## Start

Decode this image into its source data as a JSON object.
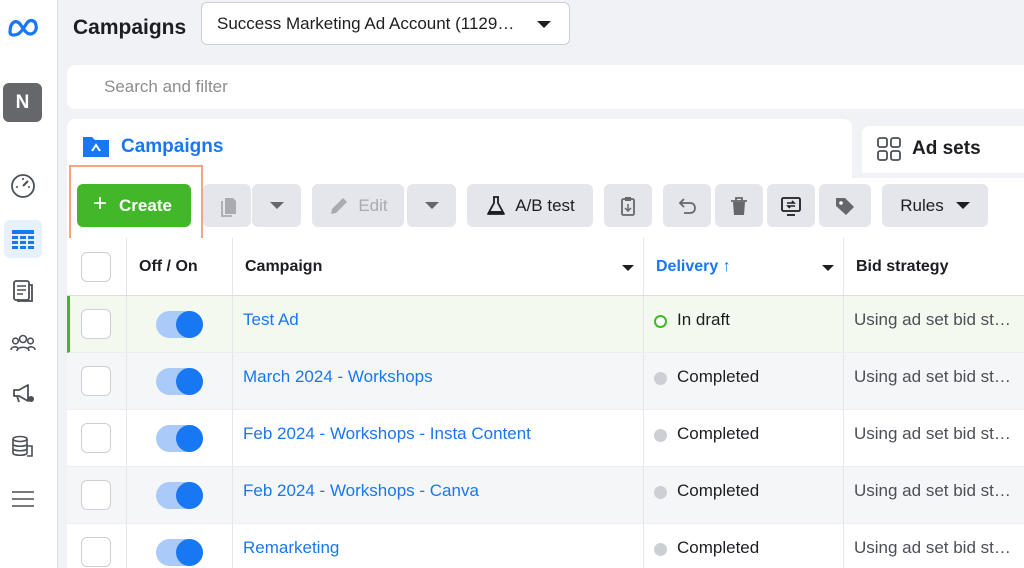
{
  "header": {
    "title": "Campaigns",
    "account": "Success Marketing Ad Account (1129…"
  },
  "sidebar": {
    "avatar_initial": "N",
    "items": [
      {
        "icon": "gauge-icon"
      },
      {
        "icon": "table-grid-icon",
        "active": true
      },
      {
        "icon": "pages-icon"
      },
      {
        "icon": "audience-icon"
      },
      {
        "icon": "megaphone-icon"
      },
      {
        "icon": "billing-icon"
      },
      {
        "icon": "menu-icon"
      }
    ]
  },
  "search": {
    "placeholder": "Search and filter"
  },
  "tabs": {
    "campaigns": "Campaigns",
    "ad_sets": "Ad sets"
  },
  "toolbar": {
    "create": "Create",
    "edit": "Edit",
    "ab_test": "A/B test",
    "rules": "Rules"
  },
  "table": {
    "headers": {
      "toggle": "Off / On",
      "campaign": "Campaign",
      "delivery": "Delivery",
      "bid": "Bid strategy"
    },
    "rows": [
      {
        "name": "Test Ad",
        "delivery": "In draft",
        "bid": "Using ad set bid st…"
      },
      {
        "name": "March 2024 - Workshops",
        "delivery": "Completed",
        "bid": "Using ad set bid st…"
      },
      {
        "name": "Feb 2024 - Workshops - Insta Content",
        "delivery": "Completed",
        "bid": "Using ad set bid st…"
      },
      {
        "name": "Feb 2024 - Workshops - Canva",
        "delivery": "Completed",
        "bid": "Using ad set bid st…"
      },
      {
        "name": "Remarketing",
        "delivery": "Completed",
        "bid": "Using ad set bid st…"
      }
    ]
  },
  "colors": {
    "brand": "#1877f2",
    "create": "#42b72a",
    "highlight": "#f4a582"
  }
}
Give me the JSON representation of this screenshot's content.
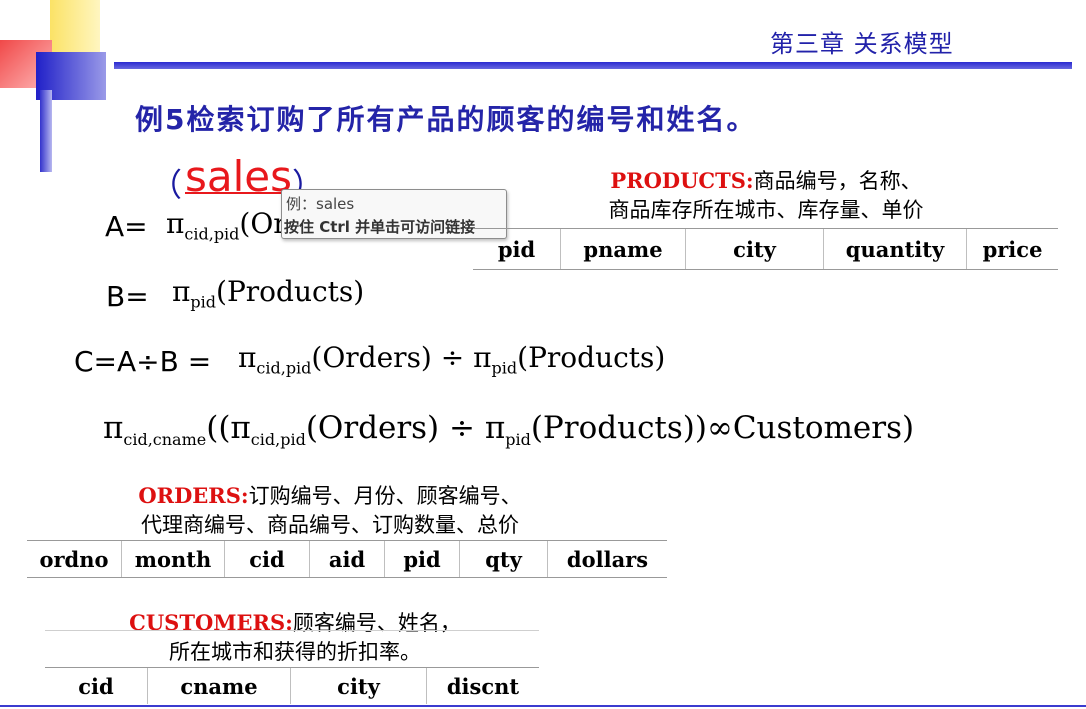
{
  "header": {
    "chapter": "第三章 关系模型",
    "title": "例5检索订购了所有产品的顾客的编号和姓名。"
  },
  "annotation": {
    "paren_open": "（",
    "word": "sales",
    "paren_close": "）"
  },
  "tooltip": {
    "line1": "例：sales",
    "line2": "按住 Ctrl 并单击可访问链接"
  },
  "equations": {
    "a_label": "A=",
    "a_pi": "π",
    "a_sub": "cid,pid",
    "a_arg": "(Or",
    "b_label": "B=",
    "b_pi": "π",
    "b_sub": "pid",
    "b_arg": "(Products)",
    "c_label": "C=A÷B =",
    "c_pi1": "π",
    "c_sub1": "cid,pid",
    "c_arg1": "(Orders) ÷ ",
    "c_pi2": "π",
    "c_sub2": "pid",
    "c_arg2": "(Products)",
    "final_pi1": "π",
    "final_sub1": "cid,cname",
    "final_open": "((π",
    "final_sub2": "cid,pid",
    "final_mid": "(Orders) ÷ π",
    "final_sub3": "pid",
    "final_end": "(Products))∞Customers)"
  },
  "products": {
    "name": "PRODUCTS:",
    "desc1": "商品编号，名称、",
    "desc2": "商品库存所在城市、库存量、单价",
    "columns": [
      "pid",
      "pname",
      "city",
      "quantity",
      "price"
    ]
  },
  "orders": {
    "name": "ORDERS:",
    "desc1": "订购编号、月份、顾客编号、",
    "desc2": "代理商编号、商品编号、订购数量、总价",
    "columns": [
      "ordno",
      "month",
      "cid",
      "aid",
      "pid",
      "qty",
      "dollars"
    ]
  },
  "customers": {
    "name": "CUSTOMERS:",
    "desc1": "顾客编号、姓名，",
    "desc2": "所在城市和获得的折扣率。",
    "columns": [
      "cid",
      "cname",
      "city",
      "discnt"
    ]
  }
}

## End

Requirements ▸ Reproduce the whole listing above word for word, but not its pictures.

Full output ▸
Decode this image into its source data as a JSON object.
{
  "header": {
    "title": "Campaigns",
    "account": "Success Marketing Ad Account (1129…"
  },
  "sidebar": {
    "avatar_initial": "N",
    "items": [
      {
        "icon": "gauge-icon"
      },
      {
        "icon": "table-grid-icon",
        "active": true
      },
      {
        "icon": "pages-icon"
      },
      {
        "icon": "audience-icon"
      },
      {
        "icon": "megaphone-icon"
      },
      {
        "icon": "billing-icon"
      },
      {
        "icon": "menu-icon"
      }
    ]
  },
  "search": {
    "placeholder": "Search and filter"
  },
  "tabs": {
    "campaigns": "Campaigns",
    "ad_sets": "Ad sets"
  },
  "toolbar": {
    "create": "Create",
    "edit": "Edit",
    "ab_test": "A/B test",
    "rules": "Rules"
  },
  "table": {
    "headers": {
      "toggle": "Off / On",
      "campaign": "Campaign",
      "delivery": "Delivery",
      "bid": "Bid strategy"
    },
    "rows": [
      {
        "name": "Test Ad",
        "delivery": "In draft",
        "bid": "Using ad set bid st…"
      },
      {
        "name": "March 2024 - Workshops",
        "delivery": "Completed",
        "bid": "Using ad set bid st…"
      },
      {
        "name": "Feb 2024 - Workshops - Insta Content",
        "delivery": "Completed",
        "bid": "Using ad set bid st…"
      },
      {
        "name": "Feb 2024 - Workshops - Canva",
        "delivery": "Completed",
        "bid": "Using ad set bid st…"
      },
      {
        "name": "Remarketing",
        "delivery": "Completed",
        "bid": "Using ad set bid st…"
      }
    ]
  },
  "colors": {
    "brand": "#1877f2",
    "create": "#42b72a",
    "highlight": "#f4a582"
  }
}
Give me the JSON representation of this screenshot's content.
{
  "header": {
    "chapter": "第三章 关系模型",
    "title": "例5检索订购了所有产品的顾客的编号和姓名。"
  },
  "annotation": {
    "paren_open": "（",
    "word": "sales",
    "paren_close": "）"
  },
  "tooltip": {
    "line1": "例：sales",
    "line2": "按住 Ctrl 并单击可访问链接"
  },
  "equations": {
    "a_label": "A=",
    "a_pi": "π",
    "a_sub": "cid,pid",
    "a_arg": "(Or",
    "b_label": "B=",
    "b_pi": "π",
    "b_sub": "pid",
    "b_arg": "(Products)",
    "c_label": "C=A÷B =",
    "c_pi1": "π",
    "c_sub1": "cid,pid",
    "c_arg1": "(Orders) ÷ ",
    "c_pi2": "π",
    "c_sub2": "pid",
    "c_arg2": "(Products)",
    "final_pi1": "π",
    "final_sub1": "cid,cname",
    "final_open": "((π",
    "final_sub2": "cid,pid",
    "final_mid": "(Orders) ÷ π",
    "final_sub3": "pid",
    "final_end": "(Products))∞Customers)"
  },
  "products": {
    "name": "PRODUCTS:",
    "desc1": "商品编号，名称、",
    "desc2": "商品库存所在城市、库存量、单价",
    "columns": [
      "pid",
      "pname",
      "city",
      "quantity",
      "price"
    ]
  },
  "orders": {
    "name": "ORDERS:",
    "desc1": "订购编号、月份、顾客编号、",
    "desc2": "代理商编号、商品编号、订购数量、总价",
    "columns": [
      "ordno",
      "month",
      "cid",
      "aid",
      "pid",
      "qty",
      "dollars"
    ]
  },
  "customers": {
    "name": "CUSTOMERS:",
    "desc1": "顾客编号、姓名，",
    "desc2": "所在城市和获得的折扣率。",
    "columns": [
      "cid",
      "cname",
      "city",
      "discnt"
    ]
  }
}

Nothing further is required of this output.